TO DO.
Write out the listing below in full and exactly, leaving out every picture.

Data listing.
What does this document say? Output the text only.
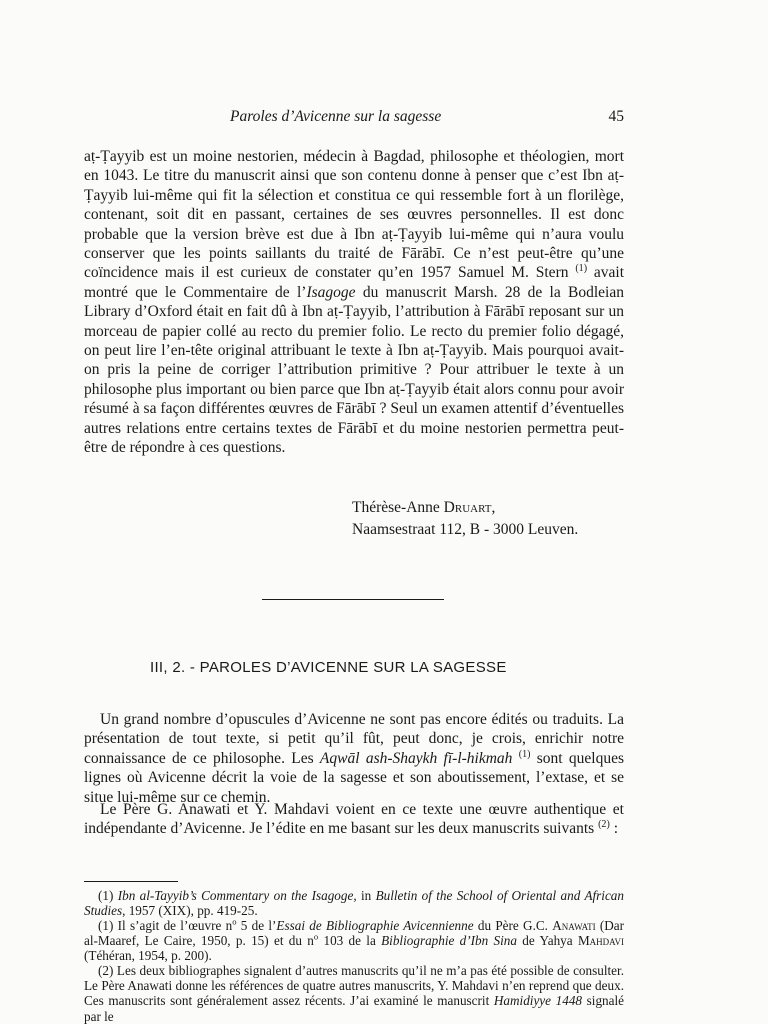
Paroles d’Avicenne sur la sagesse	45

aṭ-Ṭayyib est un moine nestorien, médecin à Bagdad, philosophe et théologien, mort en 1043. Le titre du manuscrit ainsi que son contenu donne à penser que c’est Ibn aṭ-Ṭayyib lui-même qui fit la sélection et constitua ce qui ressemble fort à un florilège, contenant, soit dit en passant, certaines de ses œuvres personnelles. Il est donc probable que la version brève est due à Ibn aṭ-Ṭayyib lui-même qui n’aura voulu conserver que les points saillants du traité de Fārābī. Ce n’est peut-être qu’une coïncidence mais il est curieux de constater qu’en 1957 Samuel M. Stern $^{(1)}$ avait montré que le Commentaire de l’Isagoge du manuscrit Marsh. 28 de la Bodleian Library d’Oxford était en fait dû à Ibn aṭ-Ṭayyib, l’attribution à Fārābī reposant sur un morceau de papier collé au recto du premier folio. Le recto du premier folio dégagé, on peut lire l’en-tête original attribuant le texte à Ibn aṭ-Ṭayyib. Mais pourquoi avait-on pris la peine de corriger l’attribution primitive ? Pour attribuer le texte à un philosophe plus important ou bien parce que Ibn aṭ-Ṭayyib était alors connu pour avoir résumé à sa façon différentes œuvres de Fārābī ? Seul un examen attentif d’éventuelles autres relations entre certains textes de Fārābī et du moine nestorien permettra peut-être de répondre à ces questions.

Thérèse-Anne Druart,
Naamsestraat 112, B - 3000 Leuven.
III, 2. - PAROLES D’AVICENNE SUR LA SAGESSE

Un grand nombre d’opuscules d’Avicenne ne sont pas encore édités ou traduits. La présentation de tout texte, si petit qu’il fût, peut donc, je crois, enrichir notre connaissance de ce philosophe. Les Aqwāl ash-Shaykh fī-l-hikmah $^{(1)}$ sont quelques lignes où Avicenne décrit la voie de la sagesse et son aboutissement, l’extase, et se situe lui-même sur ce chemin.

Le Père G. Anawati et Y. Mahdavi voient en ce texte une œuvre authentique et indépendante d’Avicenne. Je l’édite en me basant sur les deux manuscrits suivants $^{(2)}$ :

(1) Ibn al-Tayyib’s Commentary on the Isagoge, in Bulletin of the School of Oriental and African Studies, 1957 (XIX), pp. 419-25.

(1) Il s’agit de l’œuvre $n^o$ 5 de l’Essai de Bibliographie Avicennienne du Père G.C. Anawati (Dar al-Maaref, Le Caire, 1950, p. 15) et du $n^o$ 103 de la Bibliographie d’Ibn Sina de Yahya Mahdavi (Téhéran, 1954, p. 200).

(2) Les deux bibliographes signalent d’autres manuscrits qu’il ne m’a pas été possible de consulter. Le Père Anawati donne les références de quatre autres manuscrits, Y. Mahdavi n’en reprend que deux. Ces manuscrits sont généralement assez récents. J’ai examiné le manuscrit Hamidiyye 1448 signalé par le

CORRECT ANSWER.
What does this document say? Output the text only.
Paroles d’Avicenne sur la sagesse	45

aṭ-Ṭayyib est un moine nestorien, médecin à Bagdad, philosophe et théologien, mort en 1043. Le titre du manuscrit ainsi que son contenu donne à penser que c’est Ibn aṭ-Ṭayyib lui-même qui fit la sélection et constitua ce qui ressemble fort à un florilège, contenant, soit dit en passant, certaines de ses œuvres personnelles. Il est donc probable que la version brève est due à Ibn aṭ-Ṭayyib lui-même qui n’aura voulu conserver que les points saillants du traité de Fārābī. Ce n’est peut-être qu’une coïncidence mais il est curieux de constater qu’en 1957 Samuel M. Stern $^{(1)}$ avait montré que le Commentaire de l’Isagoge du manuscrit Marsh. 28 de la Bodleian Library d’Oxford était en fait dû à Ibn aṭ-Ṭayyib, l’attribution à Fārābī reposant sur un morceau de papier collé au recto du premier folio. Le recto du premier folio dégagé, on peut lire l’en-tête original attribuant le texte à Ibn aṭ-Ṭayyib. Mais pourquoi avait-on pris la peine de corriger l’attribution primitive ? Pour attribuer le texte à un philosophe plus important ou bien parce que Ibn aṭ-Ṭayyib était alors connu pour avoir résumé à sa façon différentes œuvres de Fārābī ? Seul un examen attentif d’éventuelles autres relations entre certains textes de Fārābī et du moine nestorien permettra peut-être de répondre à ces questions.

Thérèse-Anne Druart,
Naamsestraat 112, B - 3000 Leuven.
III, 2. - PAROLES D’AVICENNE SUR LA SAGESSE

Un grand nombre d’opuscules d’Avicenne ne sont pas encore édités ou traduits. La présentation de tout texte, si petit qu’il fût, peut donc, je crois, enrichir notre connaissance de ce philosophe. Les Aqwāl ash-Shaykh fī-l-hikmah $^{(1)}$ sont quelques lignes où Avicenne décrit la voie de la sagesse et son aboutissement, l’extase, et se situe lui-même sur ce chemin.

Le Père G. Anawati et Y. Mahdavi voient en ce texte une œuvre authentique et indépendante d’Avicenne. Je l’édite en me basant sur les deux manuscrits suivants $^{(2)}$ :

(1) Ibn al-Tayyib’s Commentary on the Isagoge, in Bulletin of the School of Oriental and African Studies, 1957 (XIX), pp. 419-25.

(1) Il s’agit de l’œuvre $n^o$ 5 de l’Essai de Bibliographie Avicennienne du Père G.C. Anawati (Dar al-Maaref, Le Caire, 1950, p. 15) et du $n^o$ 103 de la Bibliographie d’Ibn Sina de Yahya Mahdavi (Téhéran, 1954, p. 200).

(2) Les deux bibliographes signalent d’autres manuscrits qu’il ne m’a pas été possible de consulter. Le Père Anawati donne les références de quatre autres manuscrits, Y. Mahdavi n’en reprend que deux. Ces manuscrits sont généralement assez récents. J’ai examiné le manuscrit Hamidiyye 1448 signalé par le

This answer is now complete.